### [DATA ENTRIES]
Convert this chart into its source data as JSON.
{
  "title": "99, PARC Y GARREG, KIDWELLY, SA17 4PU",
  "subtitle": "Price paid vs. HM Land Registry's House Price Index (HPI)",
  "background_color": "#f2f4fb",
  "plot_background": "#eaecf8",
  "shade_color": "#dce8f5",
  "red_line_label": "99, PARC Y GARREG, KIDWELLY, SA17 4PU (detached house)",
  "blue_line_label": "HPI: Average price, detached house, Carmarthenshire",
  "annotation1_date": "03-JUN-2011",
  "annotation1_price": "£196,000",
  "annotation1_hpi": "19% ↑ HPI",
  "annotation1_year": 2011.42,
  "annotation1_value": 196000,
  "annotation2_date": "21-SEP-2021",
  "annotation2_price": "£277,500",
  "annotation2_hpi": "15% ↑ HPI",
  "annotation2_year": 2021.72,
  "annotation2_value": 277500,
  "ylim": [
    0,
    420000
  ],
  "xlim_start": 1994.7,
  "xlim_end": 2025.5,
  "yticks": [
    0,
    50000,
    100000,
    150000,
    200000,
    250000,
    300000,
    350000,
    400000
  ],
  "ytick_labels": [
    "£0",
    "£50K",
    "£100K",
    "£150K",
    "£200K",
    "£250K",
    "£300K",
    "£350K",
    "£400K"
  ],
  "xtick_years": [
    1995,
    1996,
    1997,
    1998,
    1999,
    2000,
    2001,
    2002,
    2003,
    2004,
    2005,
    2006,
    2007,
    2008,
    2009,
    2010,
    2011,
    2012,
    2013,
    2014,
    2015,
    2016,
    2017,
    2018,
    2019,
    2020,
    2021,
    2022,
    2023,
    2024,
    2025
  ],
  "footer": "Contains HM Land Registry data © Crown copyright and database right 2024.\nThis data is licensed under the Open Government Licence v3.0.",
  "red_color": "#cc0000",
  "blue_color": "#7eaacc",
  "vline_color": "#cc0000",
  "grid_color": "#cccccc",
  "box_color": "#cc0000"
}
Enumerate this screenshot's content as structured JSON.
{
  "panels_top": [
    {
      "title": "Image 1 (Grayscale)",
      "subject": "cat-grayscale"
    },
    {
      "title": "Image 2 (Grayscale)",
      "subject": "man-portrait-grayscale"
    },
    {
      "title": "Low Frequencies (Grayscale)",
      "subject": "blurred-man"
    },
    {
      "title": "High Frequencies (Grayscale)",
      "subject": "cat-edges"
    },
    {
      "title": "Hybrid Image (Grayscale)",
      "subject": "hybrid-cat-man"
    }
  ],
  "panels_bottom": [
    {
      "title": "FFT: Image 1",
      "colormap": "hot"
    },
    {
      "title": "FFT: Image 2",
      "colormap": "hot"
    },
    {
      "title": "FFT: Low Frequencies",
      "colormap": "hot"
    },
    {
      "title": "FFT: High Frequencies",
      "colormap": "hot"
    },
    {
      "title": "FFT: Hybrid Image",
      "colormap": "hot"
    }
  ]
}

### [PROBLEM DETAILS]
All of the records must be repeated exactly.

### [FINISHED EXERCISE]
Convert this chart into its source data as JSON.
{
  "title": "99, PARC Y GARREG, KIDWELLY, SA17 4PU",
  "subtitle": "Price paid vs. HM Land Registry's House Price Index (HPI)",
  "background_color": "#f2f4fb",
  "plot_background": "#eaecf8",
  "shade_color": "#dce8f5",
  "red_line_label": "99, PARC Y GARREG, KIDWELLY, SA17 4PU (detached house)",
  "blue_line_label": "HPI: Average price, detached house, Carmarthenshire",
  "annotation1_date": "03-JUN-2011",
  "annotation1_price": "£196,000",
  "annotation1_hpi": "19% ↑ HPI",
  "annotation1_year": 2011.42,
  "annotation1_value": 196000,
  "annotation2_date": "21-SEP-2021",
  "annotation2_price": "£277,500",
  "annotation2_hpi": "15% ↑ HPI",
  "annotation2_year": 2021.72,
  "annotation2_value": 277500,
  "ylim": [
    0,
    420000
  ],
  "xlim_start": 1994.7,
  "xlim_end": 2025.5,
  "yticks": [
    0,
    50000,
    100000,
    150000,
    200000,
    250000,
    300000,
    350000,
    400000
  ],
  "ytick_labels": [
    "£0",
    "£50K",
    "£100K",
    "£150K",
    "£200K",
    "£250K",
    "£300K",
    "£350K",
    "£400K"
  ],
  "xtick_years": [
    1995,
    1996,
    1997,
    1998,
    1999,
    2000,
    2001,
    2002,
    2003,
    2004,
    2005,
    2006,
    2007,
    2008,
    2009,
    2010,
    2011,
    2012,
    2013,
    2014,
    2015,
    2016,
    2017,
    2018,
    2019,
    2020,
    2021,
    2022,
    2023,
    2024,
    2025
  ],
  "footer": "Contains HM Land Registry data © Crown copyright and database right 2024.\nThis data is licensed under the Open Government Licence v3.0.",
  "red_color": "#cc0000",
  "blue_color": "#7eaacc",
  "vline_color": "#cc0000",
  "grid_color": "#cccccc",
  "box_color": "#cc0000"
}
Enumerate this screenshot's content as structured JSON.
{
  "panels_top": [
    {
      "title": "Image 1 (Grayscale)",
      "subject": "cat-grayscale"
    },
    {
      "title": "Image 2 (Grayscale)",
      "subject": "man-portrait-grayscale"
    },
    {
      "title": "Low Frequencies (Grayscale)",
      "subject": "blurred-man"
    },
    {
      "title": "High Frequencies (Grayscale)",
      "subject": "cat-edges"
    },
    {
      "title": "Hybrid Image (Grayscale)",
      "subject": "hybrid-cat-man"
    }
  ],
  "panels_bottom": [
    {
      "title": "FFT: Image 1",
      "colormap": "hot"
    },
    {
      "title": "FFT: Image 2",
      "colormap": "hot"
    },
    {
      "title": "FFT: Low Frequencies",
      "colormap": "hot"
    },
    {
      "title": "FFT: High Frequencies",
      "colormap": "hot"
    },
    {
      "title": "FFT: Hybrid Image",
      "colormap": "hot"
    }
  ]
}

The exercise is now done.